Written request -
Nothing may be dropped or altered: reproduce all the data.

Items from a figure collection:

--- BEGIN ---

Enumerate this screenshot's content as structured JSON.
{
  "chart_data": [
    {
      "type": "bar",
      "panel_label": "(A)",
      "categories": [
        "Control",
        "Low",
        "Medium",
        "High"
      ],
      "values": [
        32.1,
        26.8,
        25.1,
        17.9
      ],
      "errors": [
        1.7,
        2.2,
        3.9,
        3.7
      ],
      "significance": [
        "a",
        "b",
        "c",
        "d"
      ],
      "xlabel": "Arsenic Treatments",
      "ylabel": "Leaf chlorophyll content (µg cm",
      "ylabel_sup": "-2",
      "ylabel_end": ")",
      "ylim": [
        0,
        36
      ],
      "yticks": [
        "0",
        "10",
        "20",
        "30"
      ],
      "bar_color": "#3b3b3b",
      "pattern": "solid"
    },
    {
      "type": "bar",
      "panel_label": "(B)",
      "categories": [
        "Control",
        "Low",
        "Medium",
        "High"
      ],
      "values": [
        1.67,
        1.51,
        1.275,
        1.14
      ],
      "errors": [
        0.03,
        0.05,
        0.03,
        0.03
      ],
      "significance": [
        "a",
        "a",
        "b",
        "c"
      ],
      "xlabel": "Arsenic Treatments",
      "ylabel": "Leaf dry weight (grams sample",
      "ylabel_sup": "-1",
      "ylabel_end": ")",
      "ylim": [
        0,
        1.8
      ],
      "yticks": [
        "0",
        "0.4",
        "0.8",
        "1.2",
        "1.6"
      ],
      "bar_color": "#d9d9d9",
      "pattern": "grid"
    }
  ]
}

--- END ---

Written response -
Enumerate this screenshot's content as structured JSON.
{
  "chart_data": [
    {
      "type": "bar",
      "panel_label": "(A)",
      "categories": [
        "Control",
        "Low",
        "Medium",
        "High"
      ],
      "values": [
        32.1,
        26.8,
        25.1,
        17.9
      ],
      "errors": [
        1.7,
        2.2,
        3.9,
        3.7
      ],
      "significance": [
        "a",
        "b",
        "c",
        "d"
      ],
      "xlabel": "Arsenic Treatments",
      "ylabel": "Leaf chlorophyll content (µg cm",
      "ylabel_sup": "-2",
      "ylabel_end": ")",
      "ylim": [
        0,
        36
      ],
      "yticks": [
        "0",
        "10",
        "20",
        "30"
      ],
      "bar_color": "#3b3b3b",
      "pattern": "solid"
    },
    {
      "type": "bar",
      "panel_label": "(B)",
      "categories": [
        "Control",
        "Low",
        "Medium",
        "High"
      ],
      "values": [
        1.67,
        1.51,
        1.275,
        1.14
      ],
      "errors": [
        0.03,
        0.05,
        0.03,
        0.03
      ],
      "significance": [
        "a",
        "a",
        "b",
        "c"
      ],
      "xlabel": "Arsenic Treatments",
      "ylabel": "Leaf dry weight (grams sample",
      "ylabel_sup": "-1",
      "ylabel_end": ")",
      "ylim": [
        0,
        1.8
      ],
      "yticks": [
        "0",
        "0.4",
        "0.8",
        "1.2",
        "1.6"
      ],
      "bar_color": "#d9d9d9",
      "pattern": "grid"
    }
  ]
}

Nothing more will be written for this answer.